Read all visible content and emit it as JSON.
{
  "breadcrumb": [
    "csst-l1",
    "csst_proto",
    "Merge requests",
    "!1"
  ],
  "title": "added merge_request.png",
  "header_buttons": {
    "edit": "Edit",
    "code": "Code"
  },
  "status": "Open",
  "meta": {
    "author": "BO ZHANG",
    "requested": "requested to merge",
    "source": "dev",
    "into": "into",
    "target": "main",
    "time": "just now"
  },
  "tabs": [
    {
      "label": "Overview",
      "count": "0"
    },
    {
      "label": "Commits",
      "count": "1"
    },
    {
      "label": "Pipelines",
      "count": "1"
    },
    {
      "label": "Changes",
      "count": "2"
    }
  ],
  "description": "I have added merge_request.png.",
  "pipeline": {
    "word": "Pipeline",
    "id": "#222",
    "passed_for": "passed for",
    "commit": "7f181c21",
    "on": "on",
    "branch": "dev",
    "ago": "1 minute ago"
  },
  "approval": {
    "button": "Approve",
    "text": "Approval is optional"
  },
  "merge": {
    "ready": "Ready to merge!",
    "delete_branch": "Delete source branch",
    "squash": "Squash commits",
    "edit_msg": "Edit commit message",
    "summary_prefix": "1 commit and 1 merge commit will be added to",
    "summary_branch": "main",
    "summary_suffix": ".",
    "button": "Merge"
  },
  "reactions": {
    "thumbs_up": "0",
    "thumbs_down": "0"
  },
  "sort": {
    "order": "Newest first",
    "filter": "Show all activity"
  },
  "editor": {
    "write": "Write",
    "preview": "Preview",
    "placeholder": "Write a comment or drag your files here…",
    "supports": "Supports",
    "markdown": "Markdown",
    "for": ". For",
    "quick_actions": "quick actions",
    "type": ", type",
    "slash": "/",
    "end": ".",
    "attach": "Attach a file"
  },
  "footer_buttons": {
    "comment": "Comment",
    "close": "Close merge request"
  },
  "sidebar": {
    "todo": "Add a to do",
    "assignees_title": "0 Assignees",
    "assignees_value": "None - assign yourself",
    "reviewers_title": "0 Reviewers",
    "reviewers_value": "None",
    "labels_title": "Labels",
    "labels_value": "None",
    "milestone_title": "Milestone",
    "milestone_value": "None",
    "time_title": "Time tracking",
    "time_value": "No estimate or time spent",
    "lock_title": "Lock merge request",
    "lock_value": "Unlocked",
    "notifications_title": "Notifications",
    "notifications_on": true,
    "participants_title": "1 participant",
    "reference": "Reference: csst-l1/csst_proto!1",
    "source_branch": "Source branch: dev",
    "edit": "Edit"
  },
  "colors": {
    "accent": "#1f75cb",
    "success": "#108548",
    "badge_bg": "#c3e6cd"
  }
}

================================

→ **Exercise details**
Output the records above in their entirety, exactly.

→ **Answer to the exercise**
Read all visible content and emit it as JSON.
{
  "breadcrumb": [
    "csst-l1",
    "csst_proto",
    "Merge requests",
    "!1"
  ],
  "title": "added merge_request.png",
  "header_buttons": {
    "edit": "Edit",
    "code": "Code"
  },
  "status": "Open",
  "meta": {
    "author": "BO ZHANG",
    "requested": "requested to merge",
    "source": "dev",
    "into": "into",
    "target": "main",
    "time": "just now"
  },
  "tabs": [
    {
      "label": "Overview",
      "count": "0"
    },
    {
      "label": "Commits",
      "count": "1"
    },
    {
      "label": "Pipelines",
      "count": "1"
    },
    {
      "label": "Changes",
      "count": "2"
    }
  ],
  "description": "I have added merge_request.png.",
  "pipeline": {
    "word": "Pipeline",
    "id": "#222",
    "passed_for": "passed for",
    "commit": "7f181c21",
    "on": "on",
    "branch": "dev",
    "ago": "1 minute ago"
  },
  "approval": {
    "button": "Approve",
    "text": "Approval is optional"
  },
  "merge": {
    "ready": "Ready to merge!",
    "delete_branch": "Delete source branch",
    "squash": "Squash commits",
    "edit_msg": "Edit commit message",
    "summary_prefix": "1 commit and 1 merge commit will be added to",
    "summary_branch": "main",
    "summary_suffix": ".",
    "button": "Merge"
  },
  "reactions": {
    "thumbs_up": "0",
    "thumbs_down": "0"
  },
  "sort": {
    "order": "Newest first",
    "filter": "Show all activity"
  },
  "editor": {
    "write": "Write",
    "preview": "Preview",
    "placeholder": "Write a comment or drag your files here…",
    "supports": "Supports",
    "markdown": "Markdown",
    "for": ". For",
    "quick_actions": "quick actions",
    "type": ", type",
    "slash": "/",
    "end": ".",
    "attach": "Attach a file"
  },
  "footer_buttons": {
    "comment": "Comment",
    "close": "Close merge request"
  },
  "sidebar": {
    "todo": "Add a to do",
    "assignees_title": "0 Assignees",
    "assignees_value": "None - assign yourself",
    "reviewers_title": "0 Reviewers",
    "reviewers_value": "None",
    "labels_title": "Labels",
    "labels_value": "None",
    "milestone_title": "Milestone",
    "milestone_value": "None",
    "time_title": "Time tracking",
    "time_value": "No estimate or time spent",
    "lock_title": "Lock merge request",
    "lock_value": "Unlocked",
    "notifications_title": "Notifications",
    "notifications_on": true,
    "participants_title": "1 participant",
    "reference": "Reference: csst-l1/csst_proto!1",
    "source_branch": "Source branch: dev",
    "edit": "Edit"
  },
  "colors": {
    "accent": "#1f75cb",
    "success": "#108548",
    "badge_bg": "#c3e6cd"
  }
}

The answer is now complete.